GOAL: Return the lines below that carry the word "ping".

[Figure collection entries]
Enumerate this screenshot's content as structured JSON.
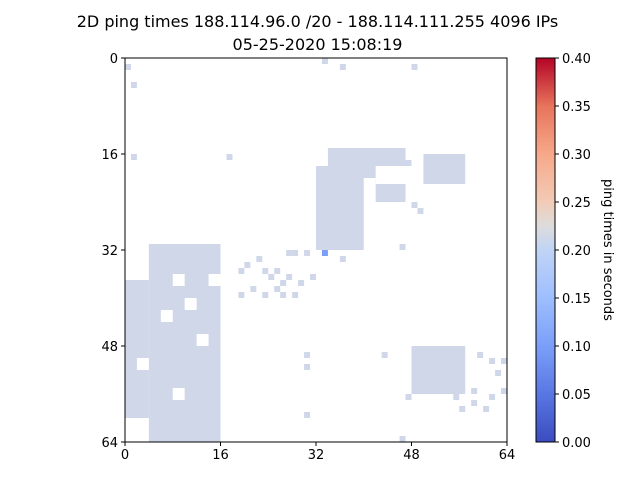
{
  "chart_data": {
    "type": "heatmap",
    "title": "2D ping times 188.114.96.0 /20 - 188.114.111.255 4096 IPs",
    "subtitle": "05-25-2020 15:08:19",
    "xlabel": "",
    "ylabel": "",
    "grid_size": 64,
    "xlim": [
      0,
      64
    ],
    "ylim": [
      0,
      64
    ],
    "x_ticks": [
      "0",
      "16",
      "32",
      "48",
      "64"
    ],
    "y_ticks": [
      "0",
      "16",
      "32",
      "48",
      "64"
    ],
    "colorbar": {
      "label": "ping times in seconds",
      "range": [
        0.0,
        0.4
      ],
      "ticks": [
        "0.00",
        "0.05",
        "0.10",
        "0.15",
        "0.20",
        "0.25",
        "0.30",
        "0.35",
        "0.40"
      ],
      "colormap": "coolwarm"
    },
    "grid": false,
    "dominant_value": 0.19,
    "cell_color": "#cfd7e9",
    "outlier": {
      "col": 33,
      "row": 32,
      "value": 0.14,
      "color": "#7b9ff9"
    },
    "regions": [
      {
        "c0": 4,
        "r0": 31,
        "c1": 16,
        "r1": 64,
        "value": 0.19
      },
      {
        "c0": 0,
        "r0": 37,
        "c1": 4,
        "r1": 60,
        "value": 0.19
      },
      {
        "c0": 32,
        "r0": 18,
        "c1": 40,
        "r1": 32,
        "value": 0.19
      },
      {
        "c0": 34,
        "r0": 15,
        "c1": 47,
        "r1": 24,
        "value": 0.19
      },
      {
        "c0": 50,
        "r0": 16,
        "c1": 57,
        "r1": 21,
        "value": 0.19
      },
      {
        "c0": 48,
        "r0": 48,
        "c1": 57,
        "r1": 56,
        "value": 0.19
      }
    ],
    "points": [
      [
        0,
        1
      ],
      [
        1,
        4
      ],
      [
        33,
        0
      ],
      [
        36,
        1
      ],
      [
        48,
        1
      ],
      [
        1,
        16
      ],
      [
        17,
        16
      ],
      [
        36,
        33
      ],
      [
        28,
        32
      ],
      [
        27,
        32
      ],
      [
        22,
        33
      ],
      [
        20,
        34
      ],
      [
        19,
        35
      ],
      [
        23,
        35
      ],
      [
        25,
        35
      ],
      [
        24,
        36
      ],
      [
        27,
        36
      ],
      [
        26,
        37
      ],
      [
        29,
        37
      ],
      [
        21,
        38
      ],
      [
        25,
        38
      ],
      [
        19,
        39
      ],
      [
        23,
        39
      ],
      [
        26,
        39
      ],
      [
        28,
        39
      ],
      [
        30,
        32
      ],
      [
        31,
        36
      ],
      [
        46,
        31
      ],
      [
        30,
        49
      ],
      [
        30,
        51
      ],
      [
        30,
        59
      ],
      [
        46,
        63
      ],
      [
        59,
        49
      ],
      [
        61,
        50
      ],
      [
        63,
        50
      ],
      [
        62,
        52
      ],
      [
        58,
        55
      ],
      [
        58,
        57
      ],
      [
        63,
        55
      ],
      [
        61,
        56
      ],
      [
        60,
        58
      ],
      [
        56,
        58
      ],
      [
        55,
        56
      ],
      [
        49,
        25
      ],
      [
        47,
        17
      ],
      [
        48,
        24
      ],
      [
        41,
        16
      ],
      [
        43,
        49
      ],
      [
        47,
        56
      ]
    ],
    "holes": [
      {
        "c0": 8,
        "r0": 36,
        "c1": 10,
        "r1": 38
      },
      {
        "c0": 10,
        "r0": 40,
        "c1": 12,
        "r1": 42
      },
      {
        "c0": 6,
        "r0": 42,
        "c1": 8,
        "r1": 44
      },
      {
        "c0": 12,
        "r0": 46,
        "c1": 14,
        "r1": 48
      },
      {
        "c0": 8,
        "r0": 55,
        "c1": 10,
        "r1": 57
      },
      {
        "c0": 14,
        "r0": 36,
        "c1": 16,
        "r1": 38
      },
      {
        "c0": 2,
        "r0": 50,
        "c1": 4,
        "r1": 52
      },
      {
        "c0": 42,
        "r0": 18,
        "c1": 47,
        "r1": 21
      },
      {
        "c0": 40,
        "r0": 20,
        "c1": 42,
        "r1": 24
      }
    ]
  }
}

THE REPLY:
    "title": "2D ping times 188.114.96.0 /20 - 188.114.111.255 4096 IPs",
      "label": "ping times in seconds",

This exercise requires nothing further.